>> start
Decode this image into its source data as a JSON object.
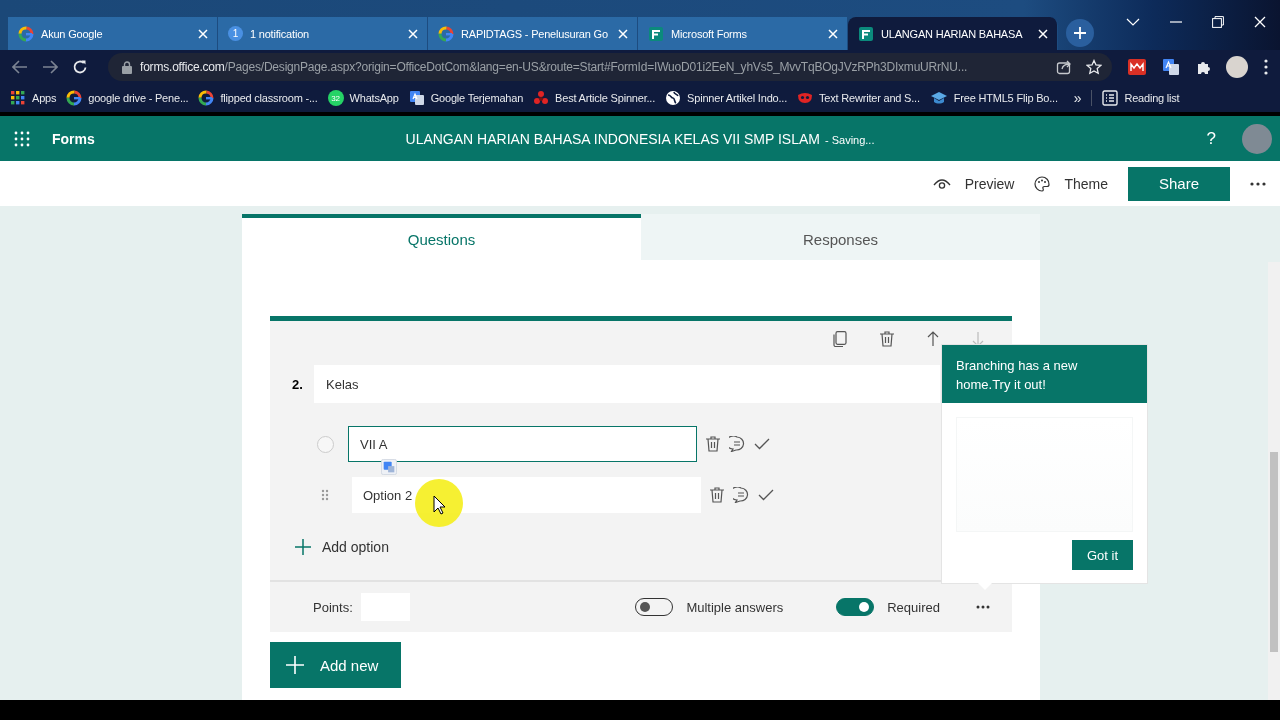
{
  "browser": {
    "tabs": [
      {
        "title": "Akun Google",
        "selected": false
      },
      {
        "title": "1 notification",
        "badge": "1",
        "selected": false
      },
      {
        "title": "RAPIDTAGS - Penelusuran Go",
        "selected": false
      },
      {
        "title": "Microsoft Forms",
        "selected": false
      },
      {
        "title": "ULANGAN HARIAN BAHASA",
        "selected": true
      }
    ],
    "url": {
      "host": "forms.office.com",
      "path": "/Pages/DesignPage.aspx?origin=OfficeDotCom&lang=en-US&route=Start#FormId=IWuoD01i2EeN_yhVs5_MvvTqBOgJVzRPh3DIxmuURrNU..."
    },
    "bookmarks": [
      {
        "label": "Apps"
      },
      {
        "label": "google drive - Pene..."
      },
      {
        "label": "flipped classroom -..."
      },
      {
        "label": "WhatsApp",
        "badge": "32"
      },
      {
        "label": "Google Terjemahan"
      },
      {
        "label": "Best Article Spinner..."
      },
      {
        "label": "Spinner Artikel Indo..."
      },
      {
        "label": "Text Rewriter and S..."
      },
      {
        "label": "Free HTML5 Flip Bo..."
      }
    ],
    "more": "»",
    "reading_list": "Reading list"
  },
  "app": {
    "name": "Forms",
    "title": "ULANGAN HARIAN BAHASA INDONESIA KELAS VII SMP ISLAM",
    "save_status": "- Saving...",
    "help": "?"
  },
  "commands": [
    {
      "label": "Preview"
    },
    {
      "label": "Theme"
    }
  ],
  "share": "Share",
  "view_tabs": [
    {
      "label": "Questions",
      "selected": true
    },
    {
      "label": "Responses",
      "selected": false
    }
  ],
  "question": {
    "number": "2.",
    "title": "Kelas",
    "options": [
      {
        "value": "VII A",
        "focused": true,
        "selected": false
      },
      {
        "value": "Option 2",
        "focused": false,
        "selected": false
      }
    ],
    "add_option": "Add option",
    "points_label": "Points:",
    "toggles": [
      {
        "label": "Multiple answers",
        "on": false
      },
      {
        "label": "Required",
        "on": true
      }
    ]
  },
  "add_new": "Add new",
  "callout": {
    "text": "Branching has a new home.Try it out!",
    "button": "Got it"
  }
}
>> end
Given instruction =>
Every line of the data should be copied as it stands, without the images.

Task output =>
Decode this image into its source data as a JSON object.
{
  "browser": {
    "tabs": [
      {
        "title": "Akun Google",
        "selected": false
      },
      {
        "title": "1 notification",
        "badge": "1",
        "selected": false
      },
      {
        "title": "RAPIDTAGS - Penelusuran Go",
        "selected": false
      },
      {
        "title": "Microsoft Forms",
        "selected": false
      },
      {
        "title": "ULANGAN HARIAN BAHASA",
        "selected": true
      }
    ],
    "url": {
      "host": "forms.office.com",
      "path": "/Pages/DesignPage.aspx?origin=OfficeDotCom&lang=en-US&route=Start#FormId=IWuoD01i2EeN_yhVs5_MvvTqBOgJVzRPh3DIxmuURrNU..."
    },
    "bookmarks": [
      {
        "label": "Apps"
      },
      {
        "label": "google drive - Pene..."
      },
      {
        "label": "flipped classroom -..."
      },
      {
        "label": "WhatsApp",
        "badge": "32"
      },
      {
        "label": "Google Terjemahan"
      },
      {
        "label": "Best Article Spinner..."
      },
      {
        "label": "Spinner Artikel Indo..."
      },
      {
        "label": "Text Rewriter and S..."
      },
      {
        "label": "Free HTML5 Flip Bo..."
      }
    ],
    "more": "»",
    "reading_list": "Reading list"
  },
  "app": {
    "name": "Forms",
    "title": "ULANGAN HARIAN BAHASA INDONESIA KELAS VII SMP ISLAM",
    "save_status": "- Saving...",
    "help": "?"
  },
  "commands": [
    {
      "label": "Preview"
    },
    {
      "label": "Theme"
    }
  ],
  "share": "Share",
  "view_tabs": [
    {
      "label": "Questions",
      "selected": true
    },
    {
      "label": "Responses",
      "selected": false
    }
  ],
  "question": {
    "number": "2.",
    "title": "Kelas",
    "options": [
      {
        "value": "VII A",
        "focused": true,
        "selected": false
      },
      {
        "value": "Option 2",
        "focused": false,
        "selected": false
      }
    ],
    "add_option": "Add option",
    "points_label": "Points:",
    "toggles": [
      {
        "label": "Multiple answers",
        "on": false
      },
      {
        "label": "Required",
        "on": true
      }
    ]
  },
  "add_new": "Add new",
  "callout": {
    "text": "Branching has a new home.Try it out!",
    "button": "Got it"
  }
}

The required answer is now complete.